## Task instructions
Reproduce the material below word for word, keeping every line and character unchanged.

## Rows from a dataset
□ □ □

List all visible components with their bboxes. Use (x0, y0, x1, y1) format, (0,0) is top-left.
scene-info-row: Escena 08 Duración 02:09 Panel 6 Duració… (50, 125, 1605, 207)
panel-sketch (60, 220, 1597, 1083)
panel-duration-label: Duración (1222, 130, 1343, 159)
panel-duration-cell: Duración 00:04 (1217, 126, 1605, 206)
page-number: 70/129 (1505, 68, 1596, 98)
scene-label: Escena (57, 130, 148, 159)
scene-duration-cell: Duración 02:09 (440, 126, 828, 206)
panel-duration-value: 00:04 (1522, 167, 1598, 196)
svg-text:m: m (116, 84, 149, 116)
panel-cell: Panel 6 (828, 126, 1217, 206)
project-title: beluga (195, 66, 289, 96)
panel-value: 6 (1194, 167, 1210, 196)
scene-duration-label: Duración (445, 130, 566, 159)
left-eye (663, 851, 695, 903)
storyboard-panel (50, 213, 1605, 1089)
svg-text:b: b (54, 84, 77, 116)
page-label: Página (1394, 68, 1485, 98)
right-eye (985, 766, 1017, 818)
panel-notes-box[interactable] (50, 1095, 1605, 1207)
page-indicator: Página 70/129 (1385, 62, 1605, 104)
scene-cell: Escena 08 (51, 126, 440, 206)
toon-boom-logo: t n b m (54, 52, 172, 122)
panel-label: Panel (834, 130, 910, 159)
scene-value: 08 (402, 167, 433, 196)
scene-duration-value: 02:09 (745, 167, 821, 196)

□ □ □

## Response below
List all visible components with their bboxes. Use (x0, y0, x1, y1) format, (0,0) is top-left.
scene-info-row: Escena 08 Duración 02:09 Panel 6 Duració… (50, 125, 1605, 207)
panel-sketch (60, 220, 1597, 1083)
panel-duration-label: Duración (1222, 130, 1343, 159)
panel-duration-cell: Duración 00:04 (1217, 126, 1605, 206)
page-number: 70/129 (1505, 68, 1596, 98)
scene-label: Escena (57, 130, 148, 159)
scene-duration-cell: Duración 02:09 (440, 126, 828, 206)
panel-duration-value: 00:04 (1522, 167, 1598, 196)
svg-text:m: m (116, 84, 149, 116)
panel-cell: Panel 6 (828, 126, 1217, 206)
project-title: beluga (195, 66, 289, 96)
panel-value: 6 (1194, 167, 1210, 196)
scene-duration-label: Duración (445, 130, 566, 159)
left-eye (663, 851, 695, 903)
storyboard-panel (50, 213, 1605, 1089)
svg-text:b: b (54, 84, 77, 116)
page-label: Página (1394, 68, 1485, 98)
right-eye (985, 766, 1017, 818)
panel-notes-box[interactable] (50, 1095, 1605, 1207)
page-indicator: Página 70/129 (1385, 62, 1605, 104)
scene-cell: Escena 08 (51, 126, 440, 206)
toon-boom-logo: t n b m (54, 52, 172, 122)
panel-label: Panel (834, 130, 910, 159)
scene-value: 08 (402, 167, 433, 196)
scene-duration-value: 02:09 (745, 167, 821, 196)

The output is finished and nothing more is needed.